EXERCISE
Beginning at the line that contains "What data populates", transcribe the remaining lines of the listing exactly; include the final line and omit everything before.

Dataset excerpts
▶

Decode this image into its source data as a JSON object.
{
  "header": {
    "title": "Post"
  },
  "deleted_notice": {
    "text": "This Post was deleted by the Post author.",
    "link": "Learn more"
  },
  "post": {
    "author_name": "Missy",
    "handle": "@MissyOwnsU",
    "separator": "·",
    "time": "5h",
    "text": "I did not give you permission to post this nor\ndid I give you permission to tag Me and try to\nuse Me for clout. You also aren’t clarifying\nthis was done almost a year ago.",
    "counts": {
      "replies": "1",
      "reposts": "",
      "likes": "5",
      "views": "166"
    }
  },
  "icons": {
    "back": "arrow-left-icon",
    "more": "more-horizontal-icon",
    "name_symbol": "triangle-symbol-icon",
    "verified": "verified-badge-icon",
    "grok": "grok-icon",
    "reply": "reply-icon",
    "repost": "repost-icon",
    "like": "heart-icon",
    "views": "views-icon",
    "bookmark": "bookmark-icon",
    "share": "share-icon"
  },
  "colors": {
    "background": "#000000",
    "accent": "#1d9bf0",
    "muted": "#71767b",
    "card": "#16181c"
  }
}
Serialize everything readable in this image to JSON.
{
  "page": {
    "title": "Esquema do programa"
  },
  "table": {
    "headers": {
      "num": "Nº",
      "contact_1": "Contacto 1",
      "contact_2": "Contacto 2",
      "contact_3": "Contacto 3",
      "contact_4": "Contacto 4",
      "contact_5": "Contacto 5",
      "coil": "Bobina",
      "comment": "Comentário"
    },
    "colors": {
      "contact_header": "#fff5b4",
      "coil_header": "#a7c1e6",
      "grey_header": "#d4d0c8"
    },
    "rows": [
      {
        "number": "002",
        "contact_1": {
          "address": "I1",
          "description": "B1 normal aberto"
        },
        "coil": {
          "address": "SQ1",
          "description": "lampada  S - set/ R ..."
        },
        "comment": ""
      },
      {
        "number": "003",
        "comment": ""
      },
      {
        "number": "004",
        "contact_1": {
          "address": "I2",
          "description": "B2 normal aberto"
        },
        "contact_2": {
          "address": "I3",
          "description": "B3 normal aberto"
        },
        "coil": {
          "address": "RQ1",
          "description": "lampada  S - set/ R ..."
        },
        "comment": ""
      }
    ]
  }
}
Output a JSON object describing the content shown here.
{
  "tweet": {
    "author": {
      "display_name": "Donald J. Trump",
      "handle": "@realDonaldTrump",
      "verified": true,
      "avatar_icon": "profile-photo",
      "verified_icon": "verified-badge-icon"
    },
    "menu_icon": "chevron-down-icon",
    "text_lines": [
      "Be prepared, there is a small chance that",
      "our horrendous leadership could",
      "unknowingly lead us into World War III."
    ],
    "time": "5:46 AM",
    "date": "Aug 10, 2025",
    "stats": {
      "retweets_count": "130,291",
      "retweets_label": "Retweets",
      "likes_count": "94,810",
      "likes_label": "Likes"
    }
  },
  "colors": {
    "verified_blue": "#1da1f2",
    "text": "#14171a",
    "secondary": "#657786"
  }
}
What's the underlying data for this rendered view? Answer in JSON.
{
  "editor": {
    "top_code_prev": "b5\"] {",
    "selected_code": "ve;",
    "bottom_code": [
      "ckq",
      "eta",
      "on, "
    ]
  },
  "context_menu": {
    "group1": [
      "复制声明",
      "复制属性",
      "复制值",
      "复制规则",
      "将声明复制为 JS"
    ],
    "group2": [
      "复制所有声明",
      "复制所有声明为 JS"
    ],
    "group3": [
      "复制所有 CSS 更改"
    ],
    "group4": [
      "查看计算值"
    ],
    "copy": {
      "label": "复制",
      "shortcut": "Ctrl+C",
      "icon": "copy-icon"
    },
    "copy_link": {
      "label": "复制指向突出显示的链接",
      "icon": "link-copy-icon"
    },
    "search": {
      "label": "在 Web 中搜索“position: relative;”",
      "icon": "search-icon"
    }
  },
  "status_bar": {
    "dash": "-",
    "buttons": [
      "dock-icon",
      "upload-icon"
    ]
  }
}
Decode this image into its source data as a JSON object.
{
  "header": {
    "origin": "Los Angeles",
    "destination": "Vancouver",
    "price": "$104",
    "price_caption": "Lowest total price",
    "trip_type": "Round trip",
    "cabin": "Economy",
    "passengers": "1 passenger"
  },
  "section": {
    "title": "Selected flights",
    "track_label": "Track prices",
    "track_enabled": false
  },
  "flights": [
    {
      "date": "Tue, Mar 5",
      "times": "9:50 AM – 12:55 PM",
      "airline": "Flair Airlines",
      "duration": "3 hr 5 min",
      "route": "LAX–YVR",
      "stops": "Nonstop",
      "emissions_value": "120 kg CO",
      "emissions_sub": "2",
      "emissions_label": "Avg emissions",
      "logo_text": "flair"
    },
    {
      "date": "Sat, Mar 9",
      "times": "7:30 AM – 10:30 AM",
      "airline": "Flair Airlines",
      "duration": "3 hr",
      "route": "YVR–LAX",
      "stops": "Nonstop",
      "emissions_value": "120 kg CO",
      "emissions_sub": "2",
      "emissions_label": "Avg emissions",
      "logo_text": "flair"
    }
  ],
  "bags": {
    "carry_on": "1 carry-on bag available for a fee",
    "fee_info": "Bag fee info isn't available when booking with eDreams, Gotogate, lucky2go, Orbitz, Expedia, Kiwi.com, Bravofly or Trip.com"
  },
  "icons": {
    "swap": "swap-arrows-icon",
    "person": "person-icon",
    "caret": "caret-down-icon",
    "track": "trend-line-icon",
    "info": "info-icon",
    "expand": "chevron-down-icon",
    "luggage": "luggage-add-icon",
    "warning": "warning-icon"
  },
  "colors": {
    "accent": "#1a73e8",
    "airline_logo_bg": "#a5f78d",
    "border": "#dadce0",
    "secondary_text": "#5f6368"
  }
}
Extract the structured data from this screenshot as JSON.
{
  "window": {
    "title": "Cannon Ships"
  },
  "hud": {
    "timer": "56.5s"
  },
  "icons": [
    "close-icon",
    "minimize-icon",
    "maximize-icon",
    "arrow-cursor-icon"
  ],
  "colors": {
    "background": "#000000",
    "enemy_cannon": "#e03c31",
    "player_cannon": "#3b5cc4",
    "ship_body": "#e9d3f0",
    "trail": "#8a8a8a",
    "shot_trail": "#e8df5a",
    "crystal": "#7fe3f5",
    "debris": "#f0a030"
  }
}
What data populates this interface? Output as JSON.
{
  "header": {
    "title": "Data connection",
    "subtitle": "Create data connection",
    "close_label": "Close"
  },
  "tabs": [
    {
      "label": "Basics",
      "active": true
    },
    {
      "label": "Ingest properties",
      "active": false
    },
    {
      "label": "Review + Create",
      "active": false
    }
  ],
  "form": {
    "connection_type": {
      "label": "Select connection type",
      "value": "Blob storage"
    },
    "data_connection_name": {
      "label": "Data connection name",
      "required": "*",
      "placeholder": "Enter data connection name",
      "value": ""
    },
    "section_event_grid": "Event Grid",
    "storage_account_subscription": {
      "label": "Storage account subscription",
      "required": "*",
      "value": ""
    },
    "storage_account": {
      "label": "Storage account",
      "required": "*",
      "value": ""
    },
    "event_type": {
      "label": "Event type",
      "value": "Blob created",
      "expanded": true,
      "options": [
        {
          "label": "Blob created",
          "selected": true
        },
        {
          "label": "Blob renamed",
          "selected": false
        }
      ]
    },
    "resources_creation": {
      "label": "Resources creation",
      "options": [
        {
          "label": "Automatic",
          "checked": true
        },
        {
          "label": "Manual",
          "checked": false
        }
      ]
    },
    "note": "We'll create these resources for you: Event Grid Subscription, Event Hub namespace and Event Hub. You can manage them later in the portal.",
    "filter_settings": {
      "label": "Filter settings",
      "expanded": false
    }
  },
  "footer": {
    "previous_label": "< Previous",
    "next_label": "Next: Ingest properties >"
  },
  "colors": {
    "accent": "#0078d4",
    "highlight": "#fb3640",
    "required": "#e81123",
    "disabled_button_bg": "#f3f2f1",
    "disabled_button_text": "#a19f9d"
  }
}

◀

TASK ANSWER
What data populates this interface? Output as JSON.
{
  "header": {
    "title": "Data connection",
    "subtitle": "Create data connection",
    "close_label": "Close"
  },
  "tabs": [
    {
      "label": "Basics",
      "active": true
    },
    {
      "label": "Ingest properties",
      "active": false
    },
    {
      "label": "Review + Create",
      "active": false
    }
  ],
  "form": {
    "connection_type": {
      "label": "Select connection type",
      "value": "Blob storage"
    },
    "data_connection_name": {
      "label": "Data connection name",
      "required": "*",
      "placeholder": "Enter data connection name",
      "value": ""
    },
    "section_event_grid": "Event Grid",
    "storage_account_subscription": {
      "label": "Storage account subscription",
      "required": "*",
      "value": ""
    },
    "storage_account": {
      "label": "Storage account",
      "required": "*",
      "value": ""
    },
    "event_type": {
      "label": "Event type",
      "value": "Blob created",
      "expanded": true,
      "options": [
        {
          "label": "Blob created",
          "selected": true
        },
        {
          "label": "Blob renamed",
          "selected": false
        }
      ]
    },
    "resources_creation": {
      "label": "Resources creation",
      "options": [
        {
          "label": "Automatic",
          "checked": true
        },
        {
          "label": "Manual",
          "checked": false
        }
      ]
    },
    "note": "We'll create these resources for you: Event Grid Subscription, Event Hub namespace and Event Hub. You can manage them later in the portal.",
    "filter_settings": {
      "label": "Filter settings",
      "expanded": false
    }
  },
  "footer": {
    "previous_label": "< Previous",
    "next_label": "Next: Ingest properties >"
  },
  "colors": {
    "accent": "#0078d4",
    "highlight": "#fb3640",
    "required": "#e81123",
    "disabled_button_bg": "#f3f2f1",
    "disabled_button_text": "#a19f9d"
  }
}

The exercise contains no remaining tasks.